Search the material below for the string "SrZrO₃" and extract each line that has it.

Begin Exercise data

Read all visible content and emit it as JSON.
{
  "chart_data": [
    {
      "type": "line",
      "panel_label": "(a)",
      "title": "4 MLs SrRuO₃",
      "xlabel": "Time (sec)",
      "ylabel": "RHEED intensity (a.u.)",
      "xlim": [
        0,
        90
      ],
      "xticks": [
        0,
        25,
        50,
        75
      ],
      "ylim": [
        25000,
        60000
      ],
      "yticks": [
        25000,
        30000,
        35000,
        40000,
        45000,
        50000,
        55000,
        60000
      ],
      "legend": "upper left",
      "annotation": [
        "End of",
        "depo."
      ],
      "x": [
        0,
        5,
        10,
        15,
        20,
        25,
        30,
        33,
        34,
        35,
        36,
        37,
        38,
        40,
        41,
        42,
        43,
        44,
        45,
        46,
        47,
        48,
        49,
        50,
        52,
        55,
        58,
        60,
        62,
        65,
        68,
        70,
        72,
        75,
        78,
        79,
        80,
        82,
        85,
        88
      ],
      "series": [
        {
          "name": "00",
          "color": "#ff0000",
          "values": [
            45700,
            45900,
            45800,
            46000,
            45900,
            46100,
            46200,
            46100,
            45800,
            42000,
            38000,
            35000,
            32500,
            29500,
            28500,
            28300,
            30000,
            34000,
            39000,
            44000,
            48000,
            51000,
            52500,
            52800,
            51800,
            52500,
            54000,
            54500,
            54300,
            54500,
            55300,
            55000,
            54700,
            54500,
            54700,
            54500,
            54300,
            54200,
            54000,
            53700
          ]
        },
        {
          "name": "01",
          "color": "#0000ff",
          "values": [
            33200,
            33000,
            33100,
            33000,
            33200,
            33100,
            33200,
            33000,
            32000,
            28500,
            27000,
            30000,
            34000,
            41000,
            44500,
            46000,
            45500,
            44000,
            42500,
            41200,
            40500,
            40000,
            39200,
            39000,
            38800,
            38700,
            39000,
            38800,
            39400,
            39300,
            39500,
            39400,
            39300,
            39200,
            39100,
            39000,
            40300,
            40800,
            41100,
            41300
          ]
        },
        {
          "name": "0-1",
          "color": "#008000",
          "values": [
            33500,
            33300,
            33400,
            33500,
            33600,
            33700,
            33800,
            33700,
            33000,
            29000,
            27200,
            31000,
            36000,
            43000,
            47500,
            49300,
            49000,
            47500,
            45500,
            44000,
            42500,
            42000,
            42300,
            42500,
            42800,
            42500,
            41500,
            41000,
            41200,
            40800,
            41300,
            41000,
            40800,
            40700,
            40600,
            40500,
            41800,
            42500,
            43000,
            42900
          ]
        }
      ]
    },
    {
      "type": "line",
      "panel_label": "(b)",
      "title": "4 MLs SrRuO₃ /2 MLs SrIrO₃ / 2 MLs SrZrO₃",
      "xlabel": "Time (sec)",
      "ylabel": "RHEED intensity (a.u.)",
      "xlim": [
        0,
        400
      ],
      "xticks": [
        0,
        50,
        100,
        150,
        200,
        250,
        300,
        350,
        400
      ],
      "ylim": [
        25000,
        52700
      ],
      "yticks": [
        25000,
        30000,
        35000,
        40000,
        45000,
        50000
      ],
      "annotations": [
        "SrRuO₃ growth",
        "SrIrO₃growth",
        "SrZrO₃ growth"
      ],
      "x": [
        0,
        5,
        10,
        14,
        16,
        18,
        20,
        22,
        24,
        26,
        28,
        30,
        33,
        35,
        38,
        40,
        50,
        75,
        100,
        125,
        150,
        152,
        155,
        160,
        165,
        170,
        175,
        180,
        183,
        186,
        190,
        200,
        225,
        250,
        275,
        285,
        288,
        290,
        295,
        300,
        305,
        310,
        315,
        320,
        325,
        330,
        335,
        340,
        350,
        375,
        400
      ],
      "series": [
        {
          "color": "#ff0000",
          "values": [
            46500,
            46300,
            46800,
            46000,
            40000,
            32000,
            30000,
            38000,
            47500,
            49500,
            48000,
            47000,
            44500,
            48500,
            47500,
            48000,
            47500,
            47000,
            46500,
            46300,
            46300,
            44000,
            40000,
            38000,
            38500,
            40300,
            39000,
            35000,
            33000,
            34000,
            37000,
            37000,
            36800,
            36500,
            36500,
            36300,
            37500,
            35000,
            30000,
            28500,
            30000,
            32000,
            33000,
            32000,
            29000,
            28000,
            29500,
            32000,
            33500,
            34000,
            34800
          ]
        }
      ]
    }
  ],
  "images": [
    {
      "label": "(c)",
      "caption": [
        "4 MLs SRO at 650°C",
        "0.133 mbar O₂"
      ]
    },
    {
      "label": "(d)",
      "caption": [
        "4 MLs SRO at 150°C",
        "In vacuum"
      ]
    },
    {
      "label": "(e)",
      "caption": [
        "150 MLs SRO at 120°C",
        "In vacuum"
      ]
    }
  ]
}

End Exercise data

● Task response:
      "title": "4 MLs SrRuO₃ /2 MLs SrIrO₃ / 2 MLs SrZrO₃",
        "SrZrO₃ growth"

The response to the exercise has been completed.